Instrução dada 1:
Como fica em inglês a frase "A festa corria solta e animada até que algo inesperado aconteceu.", do texto sobre o carnaval na Praça Castro Alves?
Instrução dada 2:
Dê continuidade ao texto sobre o carnaval na Praça Castro Alves a partir do ponto em que ele para.

A festa corria solta e animada até que algo inesperado aconteceu. Quando o trio elétrico se aproximava da Praça Castro Alves, e a banda começava a cantar a música de Caetano em sua homenagem, todos os cordeiros (seguranças que controlam as cordas de separação) foram acionados para conter uma confusão próxima, e com isso muitos “pipocas” invadiram a parte exclusiva da turma do abadá. Como a invasão foi muito abrupta, rapidamente a área reservada se viu pintada de muitas cores, em especial a dos soteropolitanos mais pobres e escuros que se misturaram aos sulistas e aos turistas estrangeiros de pele avermelhada pelo sol da Bahia. A banda torpedeava “A Praça Castro Alves é do povo, como o céu é do avião” enquanto uma súbita democracia de raças, credos e castas tomou conta da rabeira do trio elétrico. Enquanto o povo se divertia na mistura inesperada a cantora abria o grito, alheia ao que estava acontecendo.

Linhas do conjunto de dados:
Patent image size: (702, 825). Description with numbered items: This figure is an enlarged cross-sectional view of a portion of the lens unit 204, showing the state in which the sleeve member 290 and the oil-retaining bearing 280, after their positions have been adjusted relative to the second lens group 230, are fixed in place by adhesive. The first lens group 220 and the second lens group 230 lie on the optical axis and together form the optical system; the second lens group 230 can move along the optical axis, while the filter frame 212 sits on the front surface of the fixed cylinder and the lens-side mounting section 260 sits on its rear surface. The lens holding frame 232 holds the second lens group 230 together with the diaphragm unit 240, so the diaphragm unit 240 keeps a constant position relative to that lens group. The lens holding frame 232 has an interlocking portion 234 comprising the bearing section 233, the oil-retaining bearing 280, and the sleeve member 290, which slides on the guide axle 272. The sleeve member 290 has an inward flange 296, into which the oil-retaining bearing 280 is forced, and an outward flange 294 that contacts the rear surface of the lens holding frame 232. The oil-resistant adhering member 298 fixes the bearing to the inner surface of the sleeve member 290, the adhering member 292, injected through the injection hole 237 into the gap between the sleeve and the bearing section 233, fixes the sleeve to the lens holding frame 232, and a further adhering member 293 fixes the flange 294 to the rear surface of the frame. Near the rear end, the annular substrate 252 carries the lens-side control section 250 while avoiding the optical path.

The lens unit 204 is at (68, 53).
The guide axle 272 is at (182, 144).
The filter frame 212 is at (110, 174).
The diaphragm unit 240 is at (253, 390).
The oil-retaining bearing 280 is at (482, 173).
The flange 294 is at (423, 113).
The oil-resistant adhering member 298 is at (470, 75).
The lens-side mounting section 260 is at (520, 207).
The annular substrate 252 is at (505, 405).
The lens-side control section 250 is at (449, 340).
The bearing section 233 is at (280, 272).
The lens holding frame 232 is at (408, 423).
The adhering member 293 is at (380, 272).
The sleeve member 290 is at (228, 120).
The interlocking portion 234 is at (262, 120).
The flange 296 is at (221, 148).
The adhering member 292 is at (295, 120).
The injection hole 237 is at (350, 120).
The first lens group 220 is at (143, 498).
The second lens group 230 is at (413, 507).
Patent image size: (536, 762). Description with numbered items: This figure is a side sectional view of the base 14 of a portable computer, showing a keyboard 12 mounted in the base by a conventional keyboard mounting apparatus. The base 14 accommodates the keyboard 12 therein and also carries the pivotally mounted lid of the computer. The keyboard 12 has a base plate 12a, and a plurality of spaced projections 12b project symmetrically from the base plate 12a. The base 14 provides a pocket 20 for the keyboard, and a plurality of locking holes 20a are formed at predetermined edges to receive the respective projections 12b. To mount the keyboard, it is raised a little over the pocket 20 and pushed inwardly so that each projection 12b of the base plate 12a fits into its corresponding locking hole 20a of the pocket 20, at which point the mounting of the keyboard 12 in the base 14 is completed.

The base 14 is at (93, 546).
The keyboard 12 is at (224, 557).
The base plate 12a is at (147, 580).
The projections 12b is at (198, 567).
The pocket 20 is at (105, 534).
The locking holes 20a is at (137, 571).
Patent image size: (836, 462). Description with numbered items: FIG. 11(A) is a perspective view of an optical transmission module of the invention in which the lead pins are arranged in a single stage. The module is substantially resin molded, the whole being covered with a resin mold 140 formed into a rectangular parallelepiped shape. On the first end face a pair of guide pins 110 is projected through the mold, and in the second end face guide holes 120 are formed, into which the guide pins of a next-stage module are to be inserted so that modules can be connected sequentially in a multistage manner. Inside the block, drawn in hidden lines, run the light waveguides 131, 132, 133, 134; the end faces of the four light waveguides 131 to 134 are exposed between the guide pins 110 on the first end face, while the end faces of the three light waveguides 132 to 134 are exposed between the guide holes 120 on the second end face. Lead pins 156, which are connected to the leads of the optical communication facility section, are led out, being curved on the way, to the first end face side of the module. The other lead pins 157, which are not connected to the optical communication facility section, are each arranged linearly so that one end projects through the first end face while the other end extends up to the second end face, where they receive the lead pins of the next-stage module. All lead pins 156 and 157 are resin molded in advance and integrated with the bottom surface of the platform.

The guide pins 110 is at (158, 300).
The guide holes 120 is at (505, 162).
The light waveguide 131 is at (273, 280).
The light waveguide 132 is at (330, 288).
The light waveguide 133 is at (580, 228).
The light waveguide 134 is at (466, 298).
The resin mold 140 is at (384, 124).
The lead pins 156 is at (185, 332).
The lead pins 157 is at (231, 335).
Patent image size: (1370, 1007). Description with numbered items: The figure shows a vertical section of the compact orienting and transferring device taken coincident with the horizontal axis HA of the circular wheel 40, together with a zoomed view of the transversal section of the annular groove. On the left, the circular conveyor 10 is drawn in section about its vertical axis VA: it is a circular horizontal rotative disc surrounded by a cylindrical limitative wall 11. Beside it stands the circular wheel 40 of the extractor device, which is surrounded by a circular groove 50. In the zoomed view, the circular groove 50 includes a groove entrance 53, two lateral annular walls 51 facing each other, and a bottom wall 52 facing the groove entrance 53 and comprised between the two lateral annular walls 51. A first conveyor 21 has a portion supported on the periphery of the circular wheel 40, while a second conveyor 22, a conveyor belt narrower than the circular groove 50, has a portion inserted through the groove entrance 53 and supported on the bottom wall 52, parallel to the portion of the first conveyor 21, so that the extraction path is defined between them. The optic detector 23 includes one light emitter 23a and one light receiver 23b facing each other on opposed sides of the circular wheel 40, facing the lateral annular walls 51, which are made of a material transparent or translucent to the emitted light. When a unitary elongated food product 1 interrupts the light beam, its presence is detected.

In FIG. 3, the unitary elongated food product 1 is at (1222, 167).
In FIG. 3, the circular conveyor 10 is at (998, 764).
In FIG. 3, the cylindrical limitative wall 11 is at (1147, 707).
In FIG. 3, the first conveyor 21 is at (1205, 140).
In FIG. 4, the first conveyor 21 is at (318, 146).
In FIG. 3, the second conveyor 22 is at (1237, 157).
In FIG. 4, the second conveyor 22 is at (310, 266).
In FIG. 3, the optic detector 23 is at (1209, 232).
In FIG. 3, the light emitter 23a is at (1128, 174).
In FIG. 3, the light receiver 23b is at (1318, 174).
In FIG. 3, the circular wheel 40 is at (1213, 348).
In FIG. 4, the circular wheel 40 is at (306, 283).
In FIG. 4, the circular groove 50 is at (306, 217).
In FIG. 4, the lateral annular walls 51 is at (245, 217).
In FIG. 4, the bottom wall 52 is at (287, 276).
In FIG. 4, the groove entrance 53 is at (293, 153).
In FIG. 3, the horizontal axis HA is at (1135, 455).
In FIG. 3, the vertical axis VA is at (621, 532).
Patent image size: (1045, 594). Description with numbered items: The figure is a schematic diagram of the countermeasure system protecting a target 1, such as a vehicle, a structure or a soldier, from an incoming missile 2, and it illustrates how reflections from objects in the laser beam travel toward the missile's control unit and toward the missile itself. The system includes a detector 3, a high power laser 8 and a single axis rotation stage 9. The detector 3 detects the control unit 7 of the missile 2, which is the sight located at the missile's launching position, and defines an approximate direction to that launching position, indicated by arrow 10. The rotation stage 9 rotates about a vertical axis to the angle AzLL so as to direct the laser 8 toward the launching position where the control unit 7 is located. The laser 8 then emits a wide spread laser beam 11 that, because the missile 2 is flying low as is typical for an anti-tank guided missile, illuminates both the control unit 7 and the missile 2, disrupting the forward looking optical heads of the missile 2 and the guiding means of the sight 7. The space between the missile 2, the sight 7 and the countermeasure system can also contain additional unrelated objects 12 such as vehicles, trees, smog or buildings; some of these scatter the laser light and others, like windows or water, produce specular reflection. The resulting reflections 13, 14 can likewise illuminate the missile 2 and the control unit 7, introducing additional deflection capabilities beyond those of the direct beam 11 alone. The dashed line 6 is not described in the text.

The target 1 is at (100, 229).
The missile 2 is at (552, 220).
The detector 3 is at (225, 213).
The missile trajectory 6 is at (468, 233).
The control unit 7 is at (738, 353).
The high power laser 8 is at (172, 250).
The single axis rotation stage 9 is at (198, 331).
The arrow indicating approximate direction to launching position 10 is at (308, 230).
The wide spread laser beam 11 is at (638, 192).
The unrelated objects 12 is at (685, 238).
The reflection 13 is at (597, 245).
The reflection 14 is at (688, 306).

Resultado final 1:
The party was in full, lively swing until something unexpected happened.

Resultado final 2:
Aos poucos a alegria genuinamente popular que ocorreu com a invasão deu lugar a um crescente desconforto. A entrada do povo na parte restrita às elites começou a desagradar aqueles que se sentiam invadidos. Não que estivessem perdendo algo (já haviam pago mesmo), até porque nada lhes foi retirado. Sequer era espaço o que lhes faltava, pois antes já estava bastante lotado. Não, a inconformidade se dava pela invasão de um espaço que consideravam seu, o qual estava sendo usurpado por aquelas pessoas mais pobres. Não era nenhuma perda objetiva, mas a sensação desagradável e subjetiva de dividir espaço com aqueles a quem não julgavam como iguais. Afinal, tinham pago; portanto, tinham mérito. Tinham, por esta razão, direito a um lugar exclusivo.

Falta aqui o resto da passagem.